#### DIRECTIONS FOR THIS TASK
Go through the entries below and retype them exactly, omitting each picture.

#### Figure dataset records

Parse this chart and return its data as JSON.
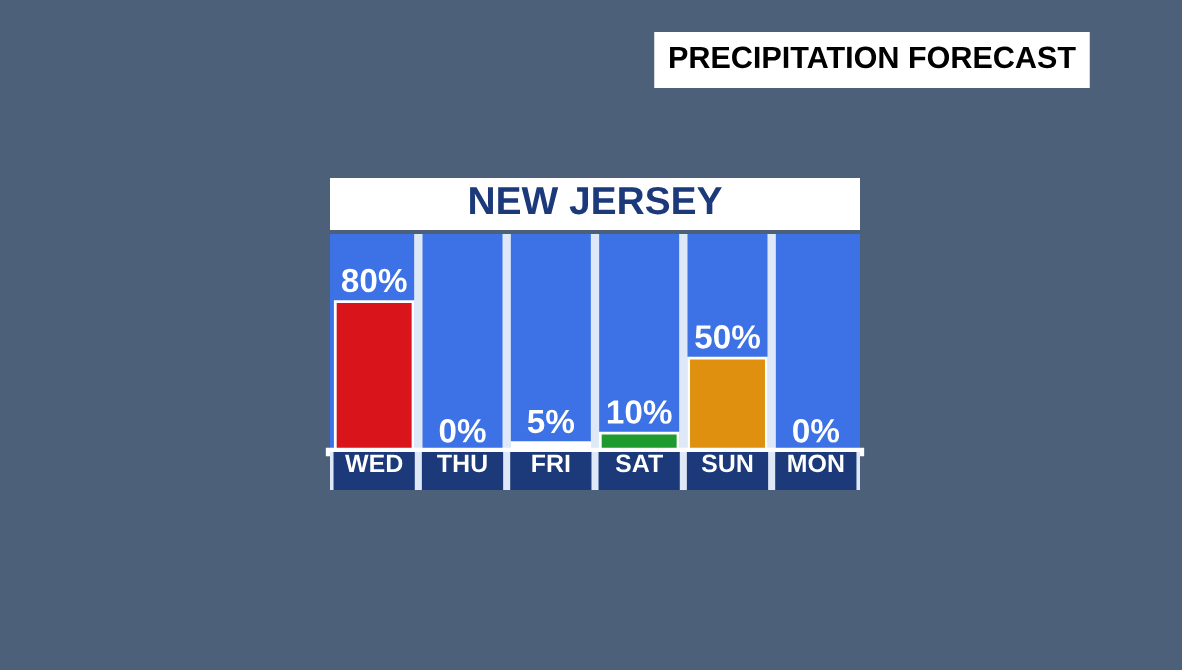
{
  "chart_data": {
    "type": "bar",
    "title": "PRECIPITATION FORECAST",
    "subtitle": "NEW JERSEY",
    "categories": [
      "WED",
      "THU",
      "FRI",
      "SAT",
      "SUN",
      "MON"
    ],
    "values": [
      80,
      0,
      5,
      10,
      50,
      0
    ],
    "colors": [
      "#d9141a",
      "#ffffff",
      "#ffffff",
      "#1e9a2e",
      "#e0900f",
      "#ffffff"
    ],
    "value_labels": [
      "80%",
      "0%",
      "5%",
      "10%",
      "50%",
      "0%"
    ],
    "ylim": [
      0,
      116
    ],
    "tick_labels": "x"
  }
}
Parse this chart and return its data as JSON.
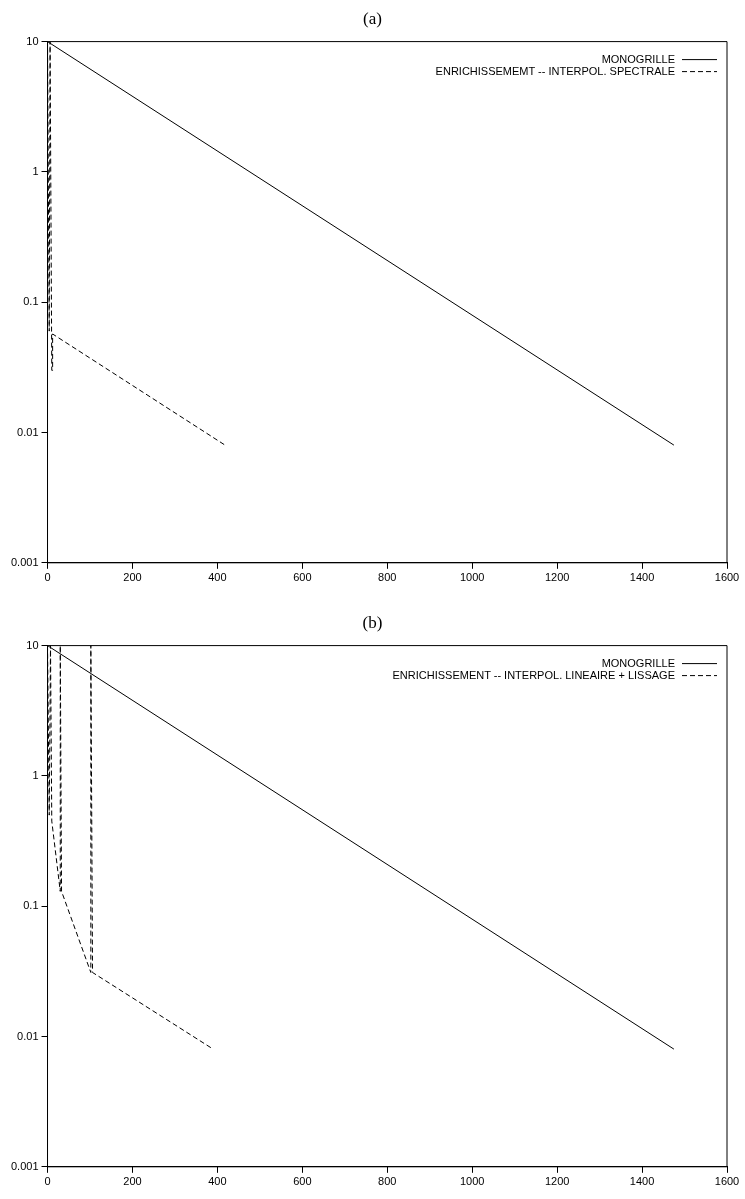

#### SOLVED PROBLEM
Parse this chart and return its data as JSON.
{
  "chart_data": {
    "type": "bar",
    "title": "PRECIPITATION FORECAST",
    "subtitle": "NEW JERSEY",
    "categories": [
      "WED",
      "THU",
      "FRI",
      "SAT",
      "SUN",
      "MON"
    ],
    "values": [
      80,
      0,
      5,
      10,
      50,
      0
    ],
    "colors": [
      "#d9141a",
      "#ffffff",
      "#ffffff",
      "#1e9a2e",
      "#e0900f",
      "#ffffff"
    ],
    "value_labels": [
      "80%",
      "0%",
      "5%",
      "10%",
      "50%",
      "0%"
    ],
    "ylim": [
      0,
      116
    ],
    "tick_labels": "x"
  }
}
Parse this chart and return its data as JSON.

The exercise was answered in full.